[Source data]
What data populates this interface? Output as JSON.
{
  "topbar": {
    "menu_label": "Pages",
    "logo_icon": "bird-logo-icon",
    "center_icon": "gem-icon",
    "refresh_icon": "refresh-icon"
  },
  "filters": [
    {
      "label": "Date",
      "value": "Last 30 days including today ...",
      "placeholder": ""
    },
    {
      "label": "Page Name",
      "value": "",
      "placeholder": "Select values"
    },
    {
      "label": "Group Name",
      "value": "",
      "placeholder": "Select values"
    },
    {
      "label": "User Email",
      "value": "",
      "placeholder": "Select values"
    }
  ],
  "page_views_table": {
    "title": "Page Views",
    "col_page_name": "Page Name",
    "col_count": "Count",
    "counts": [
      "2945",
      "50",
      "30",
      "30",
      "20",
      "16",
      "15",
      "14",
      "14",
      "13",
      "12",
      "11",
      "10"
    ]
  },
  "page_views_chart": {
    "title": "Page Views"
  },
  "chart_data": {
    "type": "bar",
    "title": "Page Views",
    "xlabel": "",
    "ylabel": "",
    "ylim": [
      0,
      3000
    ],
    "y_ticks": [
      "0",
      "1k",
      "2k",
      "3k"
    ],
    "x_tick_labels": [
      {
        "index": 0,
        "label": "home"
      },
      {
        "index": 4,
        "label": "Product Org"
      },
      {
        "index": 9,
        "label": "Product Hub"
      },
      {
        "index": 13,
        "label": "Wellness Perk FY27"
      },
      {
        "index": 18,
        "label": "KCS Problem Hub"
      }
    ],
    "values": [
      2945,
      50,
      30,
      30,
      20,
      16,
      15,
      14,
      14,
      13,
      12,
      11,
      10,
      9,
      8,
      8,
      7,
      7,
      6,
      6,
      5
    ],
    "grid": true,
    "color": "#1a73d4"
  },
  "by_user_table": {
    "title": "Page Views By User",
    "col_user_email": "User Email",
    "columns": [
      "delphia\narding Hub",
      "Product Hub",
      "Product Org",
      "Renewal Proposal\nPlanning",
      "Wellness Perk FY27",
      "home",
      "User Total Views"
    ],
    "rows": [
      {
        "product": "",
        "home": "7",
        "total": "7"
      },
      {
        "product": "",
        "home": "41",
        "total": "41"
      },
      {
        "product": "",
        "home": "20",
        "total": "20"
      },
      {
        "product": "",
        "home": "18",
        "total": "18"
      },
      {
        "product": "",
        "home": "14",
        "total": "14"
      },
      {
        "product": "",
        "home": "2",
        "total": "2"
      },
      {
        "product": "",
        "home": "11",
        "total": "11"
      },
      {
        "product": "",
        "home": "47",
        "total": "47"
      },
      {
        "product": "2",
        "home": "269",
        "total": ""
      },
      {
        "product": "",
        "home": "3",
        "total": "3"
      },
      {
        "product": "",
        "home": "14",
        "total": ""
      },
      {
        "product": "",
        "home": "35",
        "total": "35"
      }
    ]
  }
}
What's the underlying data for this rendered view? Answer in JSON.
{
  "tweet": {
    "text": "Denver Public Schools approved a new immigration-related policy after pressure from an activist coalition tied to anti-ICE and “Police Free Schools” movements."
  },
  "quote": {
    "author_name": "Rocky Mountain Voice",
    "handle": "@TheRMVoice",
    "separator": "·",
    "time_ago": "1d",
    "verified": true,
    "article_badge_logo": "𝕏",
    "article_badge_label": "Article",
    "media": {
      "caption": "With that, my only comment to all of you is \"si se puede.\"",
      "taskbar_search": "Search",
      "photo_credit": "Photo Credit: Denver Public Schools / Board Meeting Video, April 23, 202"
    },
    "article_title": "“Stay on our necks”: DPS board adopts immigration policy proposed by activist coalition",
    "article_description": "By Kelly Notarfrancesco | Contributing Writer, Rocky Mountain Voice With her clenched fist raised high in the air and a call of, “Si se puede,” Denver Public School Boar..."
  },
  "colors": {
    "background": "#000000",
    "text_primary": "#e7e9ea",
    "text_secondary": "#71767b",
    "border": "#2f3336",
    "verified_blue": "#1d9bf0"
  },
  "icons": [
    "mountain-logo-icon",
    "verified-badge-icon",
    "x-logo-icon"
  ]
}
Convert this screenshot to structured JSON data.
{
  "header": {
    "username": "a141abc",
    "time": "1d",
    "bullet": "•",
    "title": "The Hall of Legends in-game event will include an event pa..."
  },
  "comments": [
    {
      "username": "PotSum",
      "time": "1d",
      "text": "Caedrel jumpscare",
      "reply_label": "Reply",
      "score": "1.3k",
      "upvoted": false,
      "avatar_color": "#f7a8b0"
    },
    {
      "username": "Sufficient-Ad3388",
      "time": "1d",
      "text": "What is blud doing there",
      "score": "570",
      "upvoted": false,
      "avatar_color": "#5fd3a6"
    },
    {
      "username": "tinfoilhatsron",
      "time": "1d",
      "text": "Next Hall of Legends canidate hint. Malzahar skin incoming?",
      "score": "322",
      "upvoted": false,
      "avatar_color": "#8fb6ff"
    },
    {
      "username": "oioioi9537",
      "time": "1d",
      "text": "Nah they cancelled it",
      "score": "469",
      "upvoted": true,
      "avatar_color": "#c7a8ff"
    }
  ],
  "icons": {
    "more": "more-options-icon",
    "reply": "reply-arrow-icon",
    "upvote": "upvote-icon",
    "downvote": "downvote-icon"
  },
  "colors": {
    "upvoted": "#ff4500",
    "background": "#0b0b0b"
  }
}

- _STATED PROBLEM_:
Copy each line above that contains the string "index".

- _FINAL RESULT_:
        "index": 0,
        "index": 4,
        "index": 9,
        "index": 13,
        "index": 18,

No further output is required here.